Task directions —
Filter the listing below, copying every line in which the word "Variance" appears.

Raw data —
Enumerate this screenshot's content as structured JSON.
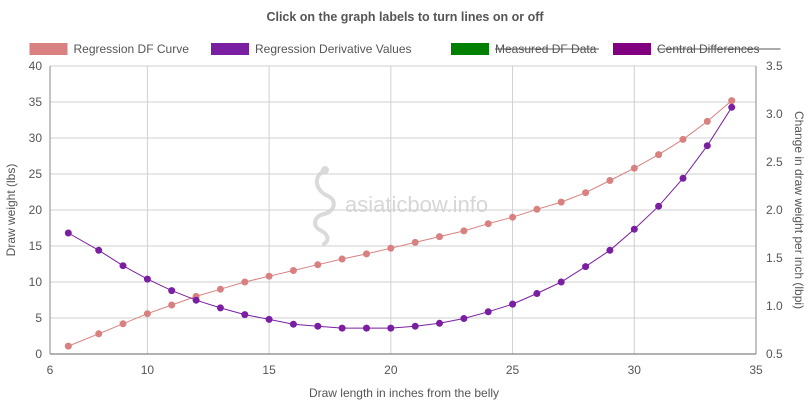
{
  "chart_data": {
    "type": "line",
    "title": "Click on the graph labels to turn lines on or off",
    "xlabel": "Draw length in inches from the belly",
    "ylabel": "Draw weight (lbs)",
    "y2label": "Change in draw weight per inch (lbpi)",
    "xlim": [
      6,
      35
    ],
    "ylim": [
      0,
      40
    ],
    "y2lim": [
      0.5,
      3.5
    ],
    "xticks": [
      "6",
      "10",
      "15",
      "20",
      "25",
      "30",
      "35"
    ],
    "yticks": [
      "0",
      "5",
      "10",
      "15",
      "20",
      "25",
      "30",
      "35",
      "40"
    ],
    "y2ticks": [
      "0.5",
      "1.0",
      "1.5",
      "2.0",
      "2.5",
      "3.0",
      "3.5"
    ],
    "grid": true,
    "legend_position": "top",
    "watermark": "asiaticbow.info",
    "series": [
      {
        "name": "Regression DF Curve",
        "axis": "left",
        "color": "#d98080",
        "visible": true,
        "x": [
          6.75,
          8,
          9,
          10,
          11,
          12,
          13,
          14,
          15,
          16,
          17,
          18,
          19,
          20,
          21,
          22,
          23,
          24,
          25,
          26,
          27,
          28,
          29,
          30,
          31,
          32,
          33,
          34
        ],
        "values": [
          1.1,
          2.8,
          4.2,
          5.6,
          6.8,
          8.0,
          9.0,
          10.0,
          10.8,
          11.6,
          12.4,
          13.2,
          13.9,
          14.7,
          15.5,
          16.3,
          17.1,
          18.1,
          19.0,
          20.1,
          21.1,
          22.4,
          24.1,
          25.8,
          27.7,
          29.8,
          32.3,
          35.2
        ]
      },
      {
        "name": "Regression Derivative Values",
        "axis": "right",
        "color": "#7a1fa2",
        "visible": true,
        "x": [
          6.75,
          8,
          9,
          10,
          11,
          12,
          13,
          14,
          15,
          16,
          17,
          18,
          19,
          20,
          21,
          22,
          23,
          24,
          25,
          26,
          27,
          28,
          29,
          30,
          31,
          32,
          33,
          34
        ],
        "values": [
          1.76,
          1.58,
          1.42,
          1.28,
          1.16,
          1.06,
          0.98,
          0.91,
          0.86,
          0.81,
          0.79,
          0.77,
          0.77,
          0.77,
          0.79,
          0.82,
          0.87,
          0.94,
          1.02,
          1.13,
          1.25,
          1.41,
          1.58,
          1.8,
          2.04,
          2.33,
          2.67,
          3.07
        ]
      },
      {
        "name": "Measured DF Data",
        "axis": "left",
        "color": "#008000",
        "visible": false,
        "x": [],
        "values": []
      },
      {
        "name": "Central Differences",
        "axis": "right",
        "color": "#800080",
        "visible": false,
        "x": [],
        "values": []
      }
    ]
  }
}
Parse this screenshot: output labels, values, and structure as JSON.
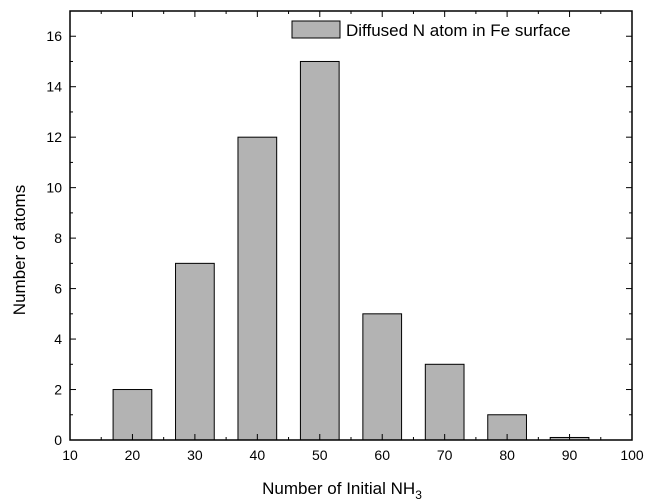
{
  "chart_data": {
    "type": "bar",
    "title": "",
    "x": [
      20,
      30,
      40,
      50,
      60,
      70,
      80,
      90
    ],
    "values": [
      2,
      7,
      12,
      15,
      5,
      3,
      1,
      0.1
    ],
    "xlim": [
      10,
      100
    ],
    "ylim": [
      0,
      17
    ],
    "xticks": [
      10,
      20,
      30,
      40,
      50,
      60,
      70,
      80,
      90,
      100
    ],
    "yticks": [
      0,
      2,
      4,
      6,
      8,
      10,
      12,
      14,
      16
    ],
    "xlabel": "Number of Initial NH",
    "xlabel_subscript": "3",
    "ylabel": "Number of atoms",
    "legend": {
      "label": "Diffused N atom in Fe surface",
      "placement": "top-right"
    },
    "grid": false,
    "bar_color": "#b3b3b3",
    "edge_color": "#000000"
  }
}
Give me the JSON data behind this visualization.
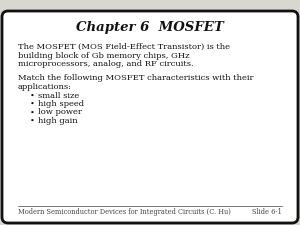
{
  "title": "Chapter 6  MOSFET",
  "paragraph1_lines": [
    "The MOSFET (MOS Field-Effect Transistor) is the",
    "building block of Gb memory chips, GHz",
    "microprocessors, analog, and RF circuits."
  ],
  "paragraph2_lines": [
    "Match the following MOSFET characteristics with their",
    "applications:"
  ],
  "bullets": [
    "small size",
    "high speed",
    "low power",
    "high gain"
  ],
  "footer_left": "Modern Semiconductor Devices for Integrated Circuits (C. Hu)",
  "footer_right": "Slide 6-1",
  "bg_color": "#d8d8d0",
  "box_color": "#ffffff",
  "border_color": "#111111",
  "text_color": "#111111",
  "footer_color": "#444444",
  "title_fontsize": 9.5,
  "body_fontsize": 6.0,
  "footer_fontsize": 4.8
}
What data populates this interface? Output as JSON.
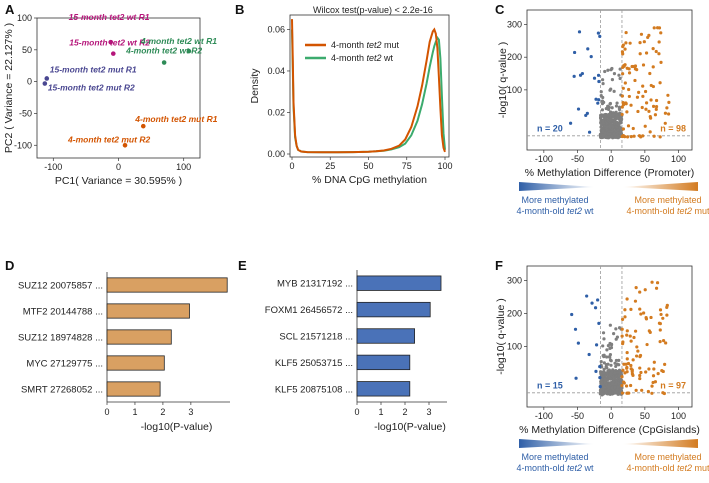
{
  "panels": [
    {
      "letter": "A",
      "type": "scatter",
      "xlabel": "PC1( Variance = 30.595% )",
      "ylabel": "PC2 ( Variance = 22.127% )",
      "xlim": [
        -125,
        125
      ],
      "ylim": [
        -120,
        100
      ],
      "xticks": [
        -100,
        0,
        100
      ],
      "yticks": [
        -100,
        -50,
        0,
        50,
        100
      ],
      "points": [
        {
          "label": "15-month tet2 wt R1",
          "x": -12,
          "y": 62,
          "color": "#b5157a"
        },
        {
          "label": "15-month tet2 wt R2",
          "x": -8,
          "y": 44,
          "color": "#b5157a"
        },
        {
          "label": "15-month tet2 mut R1",
          "x": -110,
          "y": 5,
          "color": "#4a4791"
        },
        {
          "label": "15-month tet2 mut R2",
          "x": -113,
          "y": -3,
          "color": "#4a4791"
        },
        {
          "label": "4-month tet2 wt R1",
          "x": 108,
          "y": 48,
          "color": "#2e8b57"
        },
        {
          "label": "4-month tet2 wt R2",
          "x": 70,
          "y": 30,
          "color": "#2e8b57"
        },
        {
          "label": "4-month tet2 mut R1",
          "x": 38,
          "y": -70,
          "color": "#d35400"
        },
        {
          "label": "4-month tet2 mut R2",
          "x": 10,
          "y": -100,
          "color": "#d35400"
        }
      ]
    },
    {
      "letter": "B",
      "type": "line",
      "title": "Wilcox test(p-value) < 2.2e-16",
      "xlabel": "% DNA CpG methylation",
      "ylabel": "Density",
      "xlim": [
        0,
        100
      ],
      "ylim": [
        0,
        0.066
      ],
      "xticks": [
        0,
        25,
        50,
        75,
        100
      ],
      "yticks": [
        0.0,
        0.02,
        0.04,
        0.06
      ],
      "ytick_labels": [
        "0.00",
        "0.02",
        "0.04",
        "0.06"
      ],
      "series": [
        {
          "name": "4-month tet2 mut",
          "color": "#d35400",
          "x": [
            0,
            0.5,
            1,
            2,
            3,
            4,
            6,
            10,
            20,
            30,
            40,
            50,
            55,
            60,
            65,
            70,
            74,
            78,
            82,
            85,
            88,
            90,
            92,
            93,
            94,
            95,
            96,
            97,
            98,
            99,
            100
          ],
          "y": [
            0.065,
            0.045,
            0.025,
            0.009,
            0.004,
            0.002,
            0.0012,
            0.0009,
            0.0008,
            0.0008,
            0.0009,
            0.0011,
            0.0013,
            0.0017,
            0.0025,
            0.004,
            0.007,
            0.013,
            0.023,
            0.033,
            0.045,
            0.054,
            0.059,
            0.06,
            0.058,
            0.051,
            0.037,
            0.022,
            0.009,
            0.003,
            0.001
          ]
        },
        {
          "name": "4-month tet2 wt",
          "color": "#3cab6e",
          "x": [
            0,
            0.5,
            1,
            2,
            3,
            4,
            6,
            10,
            20,
            30,
            40,
            50,
            55,
            60,
            65,
            70,
            74,
            78,
            82,
            85,
            88,
            90,
            92,
            93,
            94,
            95,
            96,
            97,
            98,
            99,
            100
          ],
          "y": [
            0.06,
            0.041,
            0.023,
            0.008,
            0.004,
            0.002,
            0.0012,
            0.0009,
            0.0008,
            0.0008,
            0.0009,
            0.0011,
            0.0013,
            0.0016,
            0.0022,
            0.0033,
            0.005,
            0.009,
            0.016,
            0.024,
            0.034,
            0.042,
            0.049,
            0.052,
            0.054,
            0.056,
            0.055,
            0.046,
            0.028,
            0.01,
            0.002
          ]
        }
      ]
    },
    {
      "letter": "C",
      "type": "scatter",
      "xlabel": "% Methylation Difference (Promoter)",
      "ylabel": "-log10( q-value )",
      "xlim": [
        -125,
        120
      ],
      "yticks": [
        100,
        200,
        300
      ],
      "xticks": [
        -100,
        -50,
        0,
        50,
        100
      ],
      "vlines": [
        -16,
        16
      ],
      "n_left": "n = 20",
      "n_right": "n = 98",
      "left_caption": [
        "More methylated",
        "4-month-old tet2 wt"
      ],
      "right_caption": [
        "More methylated",
        "4-month-old tet2 mut"
      ]
    },
    {
      "letter": "D",
      "type": "bar",
      "xlabel": "-log10(P-value)",
      "categories": [
        "SUZ12 20075857 ...",
        "MTF2 20144788 ...",
        "SUZ12 18974828 ...",
        "MYC 27129775 ...",
        "SMRT 27268052 ..."
      ],
      "values": [
        4.3,
        2.95,
        2.3,
        2.05,
        1.9
      ],
      "xticks": [
        0,
        1,
        2,
        3
      ],
      "xlim": [
        0,
        4.4
      ],
      "color": "#d9a062"
    },
    {
      "letter": "E",
      "type": "bar",
      "xlabel": "-log10(P-value)",
      "categories": [
        "MYB 21317192 ...",
        "FOXM1 26456572 ...",
        "SCL 21571218 ...",
        "KLF5 25053715 ...",
        "KLF5 20875108 ..."
      ],
      "values": [
        3.5,
        3.05,
        2.4,
        2.2,
        2.2
      ],
      "xticks": [
        0,
        1,
        2,
        3
      ],
      "xlim": [
        0,
        3.75
      ],
      "color": "#4a72b8"
    },
    {
      "letter": "F",
      "type": "scatter",
      "xlabel": "% Methylation Difference (CpGislands)",
      "ylabel": "-log10( q-value )",
      "xlim": [
        -125,
        120
      ],
      "yticks": [
        100,
        200,
        300
      ],
      "xticks": [
        -100,
        -50,
        0,
        50,
        100
      ],
      "vlines": [
        -16,
        16
      ],
      "n_left": "n = 15",
      "n_right": "n = 97",
      "left_caption": [
        "More methylated",
        "4-month-old tet2 wt"
      ],
      "right_caption": [
        "More methylated",
        "4-month-old tet2 mut"
      ]
    }
  ],
  "colors": {
    "down": "#2f5fa7",
    "up": "#d37b20",
    "ns": "#7f7f7f",
    "dash": "#9a9a9a"
  }
}
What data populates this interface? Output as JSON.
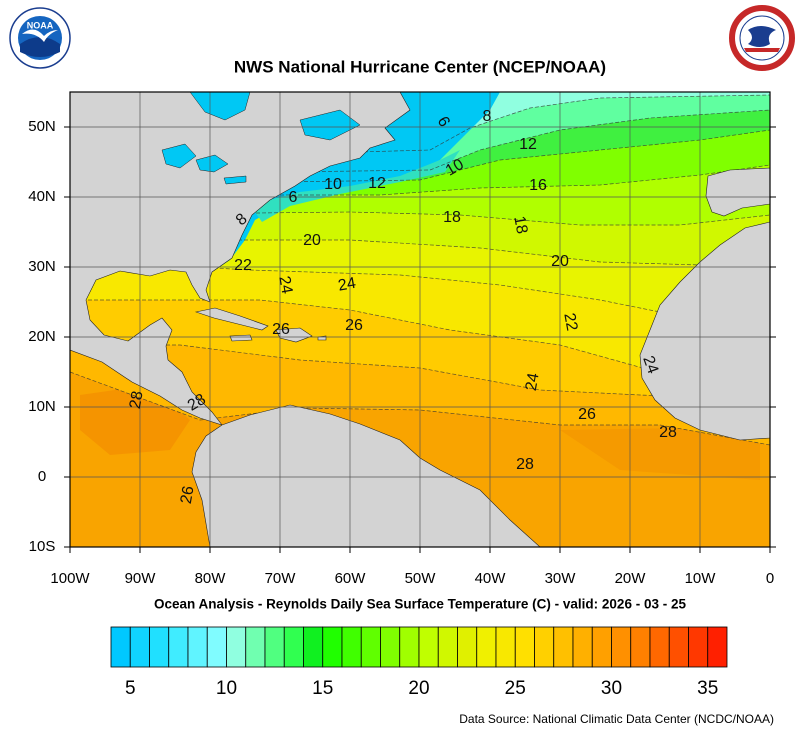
{
  "title": "NWS National Hurricane Center (NCEP/NOAA)",
  "subtitle": "Ocean Analysis - Reynolds Daily Sea Surface Temperature (C) - valid: 2026 - 03 - 25",
  "source": "Data Source: National Climatic Data Center (NCDC/NOAA)",
  "logo_text": "NOAA",
  "map": {
    "x_labels": [
      "100W",
      "90W",
      "80W",
      "70W",
      "60W",
      "50W",
      "40W",
      "30W",
      "20W",
      "10W",
      "0"
    ],
    "y_labels": [
      "50N",
      "40N",
      "30N",
      "20N",
      "10N",
      "0",
      "10S"
    ],
    "contour_labels": [
      6,
      8,
      12,
      10,
      16,
      10,
      12,
      6,
      8,
      18,
      18,
      20,
      20,
      22,
      24,
      24,
      26,
      26,
      22,
      24,
      28,
      28,
      24,
      26,
      28,
      28,
      26
    ]
  },
  "colorbar": {
    "range": [
      4,
      36
    ],
    "ticks": [
      5,
      10,
      15,
      20,
      25,
      30,
      35
    ],
    "colors": [
      "#00c8ff",
      "#10d4ff",
      "#20e0ff",
      "#40ecff",
      "#60f4ff",
      "#80fcff",
      "#90ffe0",
      "#70ffb0",
      "#50ff80",
      "#30ff50",
      "#10f020",
      "#20ff00",
      "#40ff00",
      "#60ff00",
      "#80ff00",
      "#a0ff00",
      "#c0ff00",
      "#d0f800",
      "#e0f000",
      "#f0f000",
      "#f8e800",
      "#ffe000",
      "#ffd000",
      "#ffc000",
      "#ffb000",
      "#ffa000",
      "#ff9000",
      "#ff8000",
      "#ff6800",
      "#ff5000",
      "#ff3800",
      "#ff2000"
    ]
  }
}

Answer to the task —
      "xlabel": "PC1( Variance = 30.595% )",
      "ylabel": "PC2 ( Variance = 22.127% )",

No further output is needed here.